My Lords, I think that my noble friend has inadvertently answered the question of when it will be done. It is quite clear, reading between the lines, that the Home Office does not intend to do it ever. So do the Home Office, he and the Home Secretary still stand by the promise of the then Home Secretary in 2012 that this would be put on a statutory footing?
If I may say so, the Home Office, in drafting my noble friend’s speech, has been a bit disingenuous. It knows fine I am not opposed to the schedule. The schedule was the mechanism by which we could debate the principle of the college not being on a statutory footing. I discussed this with the Public Bill Office. I looked at various ALBs, including the two of which I am a member, and asked the staff whether I could lift 12 clauses from one of them, change the name to the College of Policing and lift the schedule. They said, “That would be 12 clauses to debate. It would be easier, Lord Blencathra, just to find a mechanism to say that the college must be put on a statutory footing before this schedule is approved.”
• • • • •
* **Directives**:
**1)** Reproduce the debate excerpt word for word from "My Lords, I" to "a statutory footing?".
**2)** Name every body or institution that the debate excerpt identifies by a proper name.
The rows that follow were taken from a separate source.

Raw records
• • • • •
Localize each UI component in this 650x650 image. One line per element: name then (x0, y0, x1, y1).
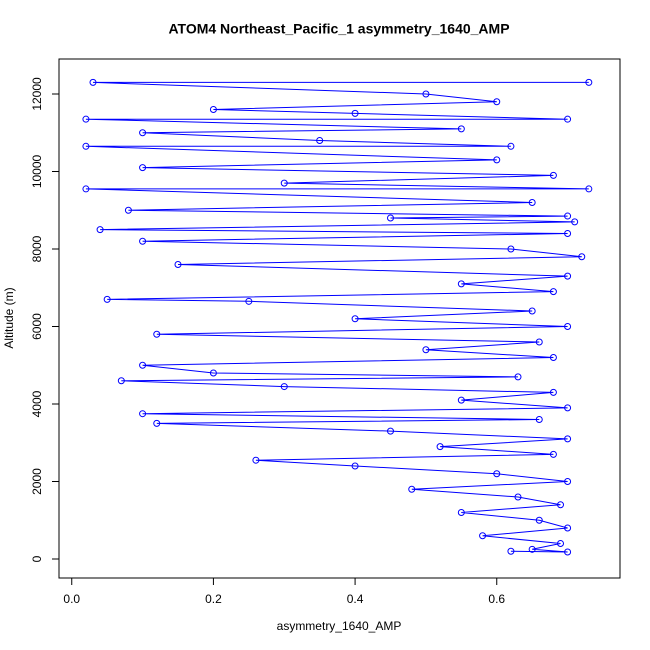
y-tick-label: 0 (30, 555, 44, 562)
data-point (209, 105, 217, 113)
data-point (82, 142, 90, 150)
data-point (117, 377, 125, 385)
data-point (493, 156, 501, 164)
y-tick-label: 8000 (30, 235, 44, 262)
data-point (564, 229, 572, 237)
data-point (89, 78, 97, 86)
data-point (457, 509, 465, 517)
data-point (139, 129, 147, 137)
data-point (351, 109, 359, 117)
data-point (507, 547, 515, 555)
y-tick-label: 12000 (30, 77, 44, 111)
data-point (96, 226, 104, 234)
data-point (493, 98, 501, 106)
data-point (557, 540, 564, 548)
data-point (139, 237, 147, 245)
data-point (578, 253, 586, 261)
data-point (528, 307, 536, 315)
data-point (351, 315, 359, 323)
data-point (535, 338, 543, 346)
y-tick-label: 2000 (30, 468, 44, 495)
data-point (514, 373, 522, 381)
data-point (457, 396, 465, 404)
data-point (408, 485, 416, 493)
data-point (549, 288, 557, 296)
data-point (280, 383, 288, 391)
data-point (103, 295, 111, 303)
data-line (85, 81, 589, 553)
data-point (564, 404, 572, 412)
data-point (585, 185, 593, 193)
data-point (507, 245, 515, 253)
data-point (139, 164, 147, 172)
data-point (549, 450, 557, 458)
chart-title: ATOM4 Northeast_Pacific_1 asymmetry_1640… (168, 21, 509, 37)
data-point (82, 115, 90, 123)
data-point (564, 524, 572, 532)
data-point (457, 280, 465, 288)
data-point (493, 470, 501, 478)
data-point (174, 260, 182, 268)
x-axis-title: asymmetry_1640_AMP (277, 619, 402, 633)
data-point (422, 346, 430, 354)
data-point (124, 206, 132, 214)
data-point (387, 214, 394, 222)
data-point (564, 435, 572, 443)
x-tick-label: 0.2 (205, 592, 222, 606)
data-point (549, 171, 557, 179)
data-point (585, 78, 593, 86)
data-point (209, 369, 217, 377)
data-point (557, 501, 564, 509)
data-point (139, 361, 147, 369)
data-point (549, 388, 557, 396)
data-point (316, 136, 324, 144)
data-point (564, 323, 572, 331)
data-point (564, 272, 572, 280)
data-point (245, 297, 253, 305)
x-tick-label: 0.6 (488, 592, 505, 606)
data-point (351, 462, 359, 470)
data-point (571, 218, 579, 226)
data-point (564, 115, 572, 123)
plot-frame (58, 58, 621, 579)
data-point (153, 419, 161, 427)
y-tick-label: 4000 (30, 390, 44, 417)
data-point (507, 142, 515, 150)
data-point (564, 478, 572, 486)
data-point (514, 493, 522, 501)
data-point (387, 427, 394, 435)
data-point (564, 212, 572, 220)
x-tick-label: 0.0 (63, 592, 80, 606)
data-point (535, 516, 543, 524)
data-point (252, 456, 260, 464)
data-point (549, 354, 557, 362)
data-point (422, 90, 430, 98)
data-point (528, 198, 536, 206)
y-tick-label: 10000 (30, 154, 44, 188)
data-point (479, 532, 487, 540)
data-point (564, 548, 572, 556)
data-point (535, 416, 543, 424)
data-point (436, 443, 444, 451)
data-point (528, 545, 536, 553)
data-point (457, 125, 465, 133)
data-point (153, 330, 161, 338)
y-axis-title: Altitude (m) (2, 287, 16, 348)
y-tick-label: 6000 (30, 313, 44, 340)
x-tick-label: 0.4 (347, 592, 364, 606)
data-point (82, 185, 90, 193)
data-point (280, 179, 288, 187)
data-point (139, 410, 147, 418)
• • • • •
* **Answers for the tasks**:
**1)**
My Lords, I think that my noble friend has inadvertently answered the question of when it will be done. It is quite clear, reading between the lines, that the Home Office does not intend to do it ever. So do the Home Office, he and the Home Secretary still stand by the promise of the then Home Secretary in 2012 that this would be put on a statutory footing?

**2)**
Home Office
Public Bill Office
College of Policing